- Stored data -

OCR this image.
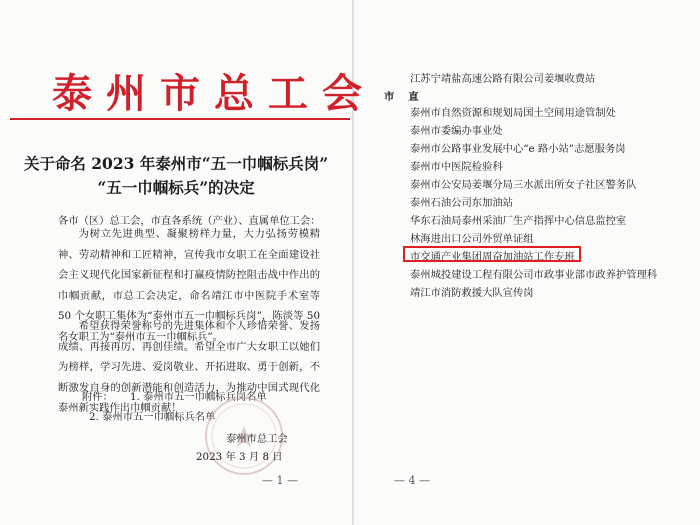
泰州市总工会
关于命名 2023 年泰州市“五一巾帼标兵岗”
“五一巾帼标兵”的决定
各市（区）总工会，市直各系统（产业）、直属单位工会：
为树立先进典型、凝聚榜样力量，大力弘扬劳模精神、劳动精神和工匠精神，宣传我市女职工在全面建设社会主义现代化国家新征程和打赢疫情防控阻击战中作出的巾帼贡献，市总工会决定，命名靖江市中医院手术室等 50 个女职工集体为“泰州市五一巾帼标兵岗”，陈淡等 50 名女职工为“泰州市五一巾帼标兵”。
希望获得荣誉称号的先进集体和个人珍惜荣誉、发扬成绩、再接再厉、再创佳绩。希望全市广大女职工以她们为榜样，学习先进、爱岗敬业、开拓进取、勇于创新，不断激发自身的创新潜能和创造活力，为推动中国式现代化泰州新实践作出巾帼贡献！
附件： 1. 泰州市五一巾帼标兵岗名单
2. 泰州市五一巾帼标兵名单
泰州市总工会
2023 年 3 月 8 日
— 1 —
江苏宁靖盐高速公路有限公司姜堰收费站
市直
泰州市自然资源和规划局国土空间用途管制处
泰州市委编办事业处
泰州市公路事业发展中心“e 路小站”志愿服务岗
泰州市中医院检验科
泰州市公安局姜堰分局三水派出所女子社区警务队
泰州石油公司东加油站
华东石油局泰州采油厂生产指挥中心信息监控室
林海进出口公司外贸单证组
市交通产业集团周奋加油站工作专班
泰州城投建设工程有限公司市政事业部市政养护管理科
靖江市消防救援大队宣传岗
— 4 —
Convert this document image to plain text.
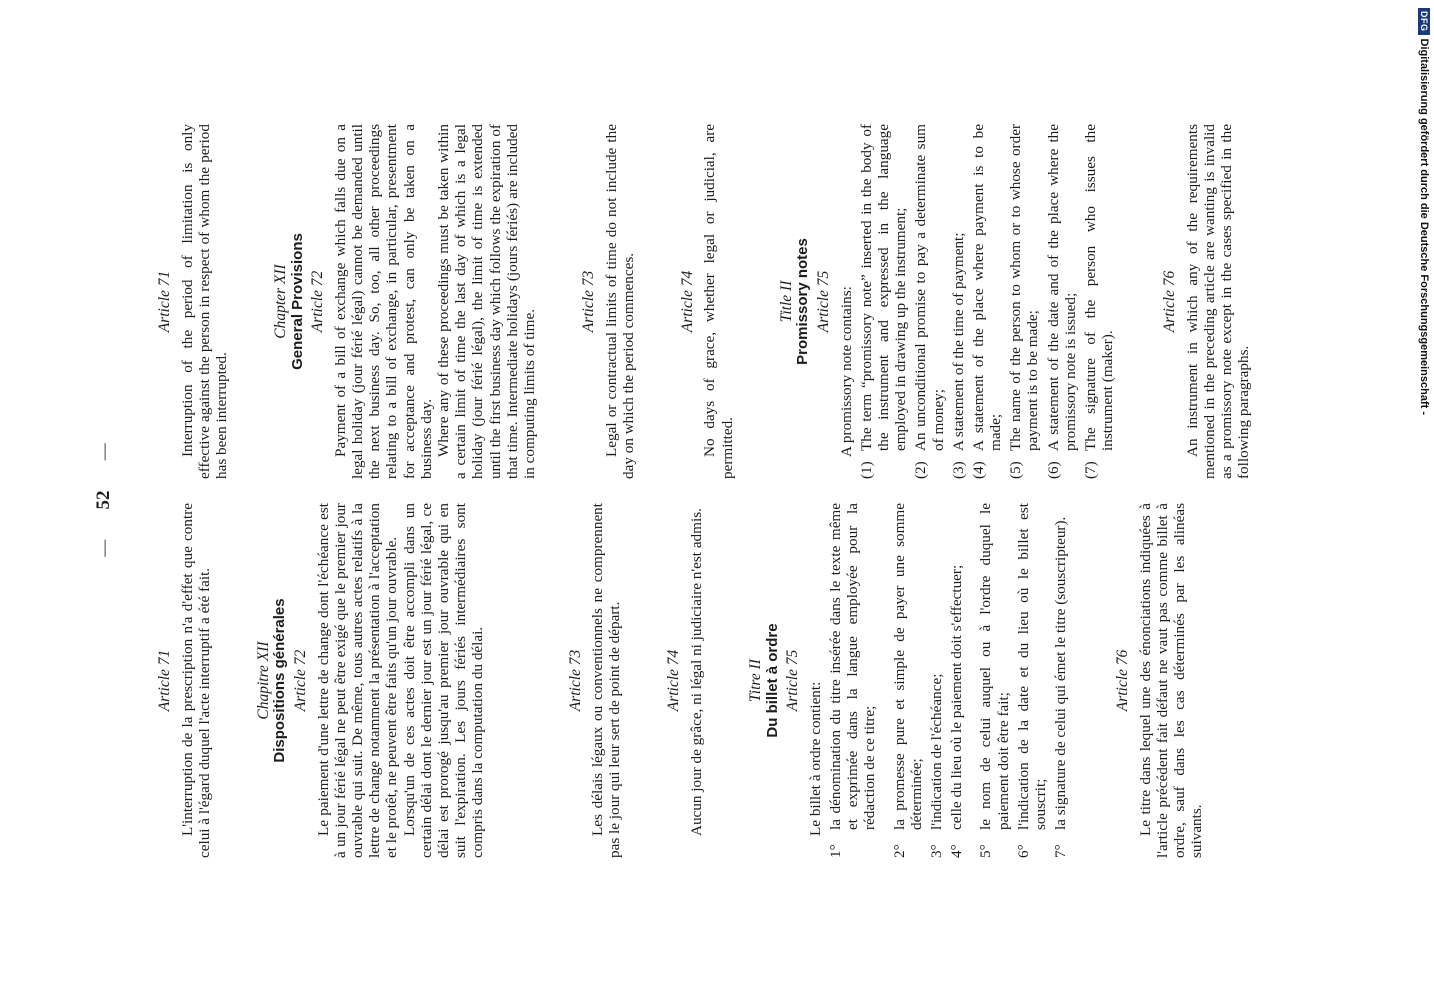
— 52 —
Article 71 L'interruption de la prescription n'a d'effet que contre celui à l'égard duquel l'acte interruptif a été fait.	Chapitre XII Dispositions générales Article 72 Le paiement d'une lettre de change dont l'échéance est à un jour férié légal ne peut être exigé que le premier jour ouvrable qui suit. De même, tous autres actes relatifs à la lettre de change notamment la présentation à l'acceptation et le protêt, ne peuvent être faits qu'un jour ouvrable. Lorsqu'un de ces actes doit être accompli dans un certain délai dont le dernier jour est un jour férié légal, ce délai est prorogé jusqu'au premier jour ouvrable qui en suit l'expiration. Les jours fériés intermédiaires sont compris dans la computation du délai.	Article 73 Les délais légaux ou conventionnels ne comprennent pas le jour qui leur sert de point de départ.	Article 74 Aucun jour de grâce, ni légal ni judiciaire n'est admis.	Titre II Du billet à ordre Article 75

Le billet à ordre contient:

1°
la dénomination du titre insérée dans le texte même et exprimée dans la langue employée pour la rédaction de ce titre;
2°
la promesse pure et simple de payer une somme déterminée;
3°
l'indication de l'échéance;
4°
celle du lieu où le paiement doit s'effectuer;
5°
le nom de celui auquel ou à l'ordre duquel le paiement doit être fait;
6°
l'indication de la date et du lieu où le billet est souscrit;
7°
la signature de celui qui émet le titre (souscripteur).	Article 76 Le titre dans lequel une des énonciations indiquées à l'article précédent fait défaut ne vaut pas comme billet à ordre, sauf dans les cas déterminés par les alinéas suivants.

Article 71 Interruption of the period of limitation is only effective against the person in respect of whom the period has been interrupted.

Chapter XII General Provisions Article 72 Payment of a bill of exchange which falls due on a legal holiday (jour férié légal) cannot be demanded until the next business day. So, too, all other proceedings relating to a bill of exchange, in particular, presentment for acceptance and protest, can only be taken on a business day. Where any of these proceedings must be taken within a certain limit of time the last day of which is a legal holiday (jour férié légal), the limit of time is extended until the first business day which follows the expiration of that time. Intermediate holidays (jours fériés) are included in computing limits of time.

Article 73 Legal or contractual limits of time do not include the day on which the period commences.	Article 74 No days of grace, whether legal or judicial, are permitted.

Title II Promissory notes Article 75 A promissory note contains:

(1)
The term “promissory note” inserted in the body of the instrument and expressed in the language employed in drawing up the instrument;
(2)
An unconditional promise to pay a determinate sum of money;
(3)
A statement of the time of payment;
(4)
A statement of the place where payment is to be made;
(5)
The name of the person to whom or to whose order payment is to be made;
(6)
A statement of the date and of the place where the promissory note is issued;
(7)
The signature of the person who issues the instrument (maker).
Article 76 An instrument in which any of the requirements mentioned in the preceding article are wanting is invalid as a promissory note except in the cases specified in the following paragraphs.

DFG
Digitalisierung gefördert durch die Deutsche Forschungsgemeinschaft -
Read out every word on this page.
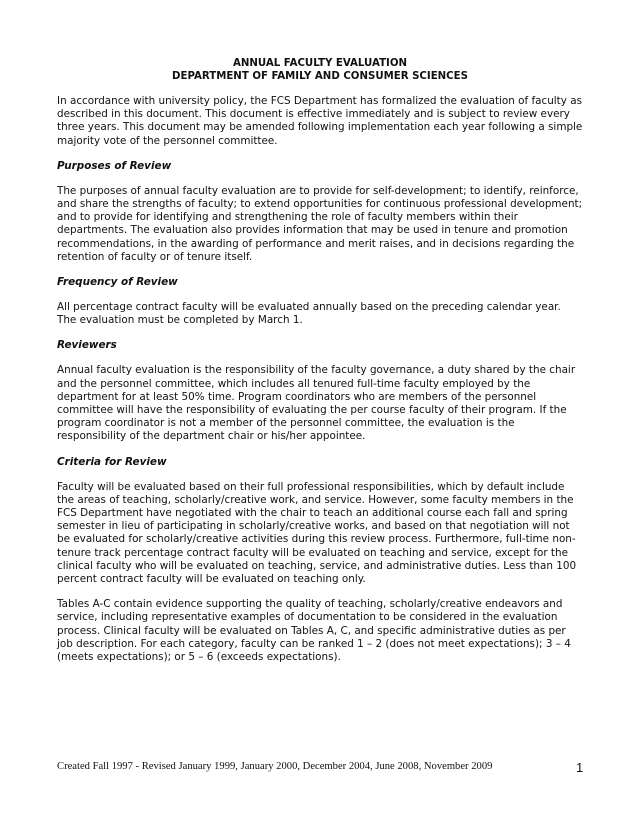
ANNUAL FACULTY EVALUATION
DEPARTMENT OF FAMILY AND CONSUMER SCIENCES

In accordance with university policy, the FCS Department has formalized the evaluation of faculty as described in this document. This document is effective immediately and is subject to review every three years. This document may be amended following implementation each year following a simple majority vote of the personnel committee.

Purposes of Review

The purposes of annual faculty evaluation are to provide for self-development; to identify, reinforce, and share the strengths of faculty; to extend opportunities for continuous professional development; and to provide for identifying and strengthening the role of faculty members within their departments. The evaluation also provides information that may be used in tenure and promotion recommendations, in the awarding of performance and merit raises, and in decisions regarding the retention of faculty or of tenure itself.

Frequency of Review

All percentage contract faculty will be evaluated annually based on the preceding calendar year. The evaluation must be completed by March 1.

Reviewers

Annual faculty evaluation is the responsibility of the faculty governance, a duty shared by the chair and the personnel committee, which includes all tenured full-time faculty employed by the department for at least 50% time. Program coordinators who are members of the personnel committee will have the responsibility of evaluating the per course faculty of their program. If the program coordinator is not a member of the personnel committee, the evaluation is the responsibility of the department chair or his/her appointee.

Criteria for Review

Faculty will be evaluated based on their full professional responsibilities, which by default include the areas of teaching, scholarly/creative work, and service. However, some faculty members in the FCS Department have negotiated with the chair to teach an additional course each fall and spring semester in lieu of participating in scholarly/creative works, and based on that negotiation will not be evaluated for scholarly/creative activities during this review process. Furthermore, full-time non-tenure track percentage contract faculty will be evaluated on teaching and service, except for the clinical faculty who will be evaluated on teaching, service, and administrative duties. Less than 100 percent contract faculty will be evaluated on teaching only.

Tables A-C contain evidence supporting the quality of teaching, scholarly/creative endeavors and service, including representative examples of documentation to be considered in the evaluation process. Clinical faculty will be evaluated on Tables A, C, and specific administrative duties as per job description. For each category, faculty can be ranked 1 – 2 (does not meet expectations); 3 – 4 (meets expectations); or 5 – 6 (exceeds expectations).

Created Fall 1997 - Revised January 1999, January 2000, December 2004, June 2008, November 2009	1
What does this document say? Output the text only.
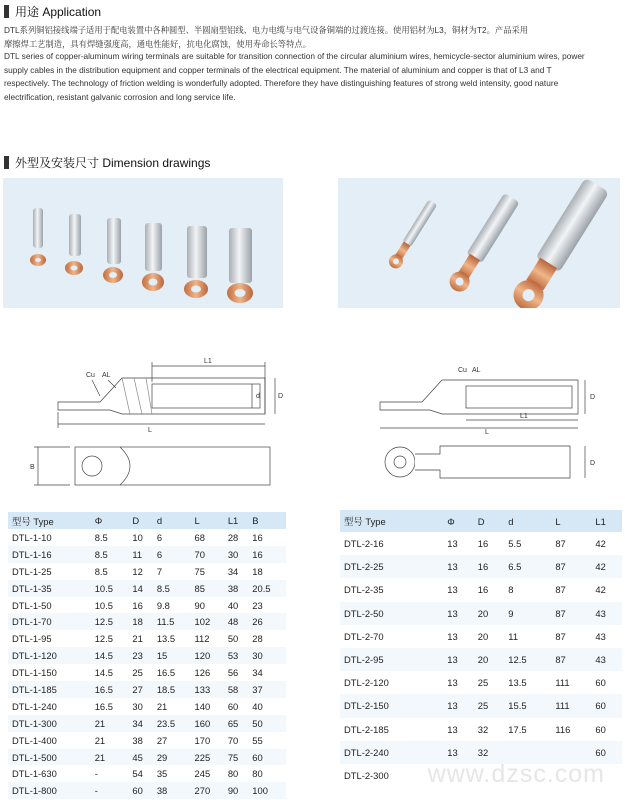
用途 Application
DTL系列铜铝接线端子适用于配电装置中各种圆型、半圆扇型铝线、电力电缆与电气设备铜端的过渡连接。使用铝材为L3，铜材为T2。产品采用
摩擦焊工艺制造，具有焊缝强度高，通电性能好，抗电化腐蚀，使用寿命长等特点。
DTL series of copper-aluminum wiring terminals are suitable for transition connection of the circular aluminium wires, hemicycle-sector aluminium wires, power
supply cables in the distribution equipment and copper terminals of the electrical equipment. The material of aluminium and copper is that of L3 and T
respectively. The technology of friction welding is wonderfully adopted. Therefore they have distinguishing features of strong weld intensity, good nature
electrification, resistant galvanic corrosion and long service life.
外型及安装尺寸 Dimension drawings
Cu AL
L1
L
D
d
B
Cu AL
L1
L
D
D
型号 Type	Φ	D	d	L	L1	B
DTL-1-10	8.5	10	6	68	28	16
DTL-1-16	8.5	11	6	70	30	16
DTL-1-25	8.5	12	7	75	34	18
DTL-1-35	10.5	14	8.5	85	38	20.5
DTL-1-50	10.5	16	9.8	90	40	23
DTL-1-70	12.5	18	11.5	102	48	26
DTL-1-95	12.5	21	13.5	112	50	28
DTL-1-120	14.5	23	15	120	53	30
DTL-1-150	14.5	25	16.5	126	56	34
DTL-1-185	16.5	27	18.5	133	58	37
DTL-1-240	16.5	30	21	140	60	40
DTL-1-300	21	34	23.5	160	65	50
DTL-1-400	21	38	27	170	70	55
DTL-1-500	21	45	29	225	75	60
DTL-1-630	-	54	35	245	80	80
DTL-1-800	-	60	38	270	90	100
型号 Type	Φ	D	d	L	L1
DTL-2-16	13	16	5.5	87	42
DTL-2-25	13	16	6.5	87	42
DTL-2-35	13	16	8	87	42
DTL-2-50	13	20	9	87	43
DTL-2-70	13	20	11	87	43
DTL-2-95	13	20	12.5	87	43
DTL-2-120	13	25	13.5	111	60
DTL-2-150	13	25	15.5	111	60
DTL-2-185	13	32	17.5	116	60
DTL-2-240	13	32			60
DTL-2-300					www.dzsc.com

- Task details -
Report the number of lines in the entries above that include the string "made". Give nothing but the number.

- Result below -
2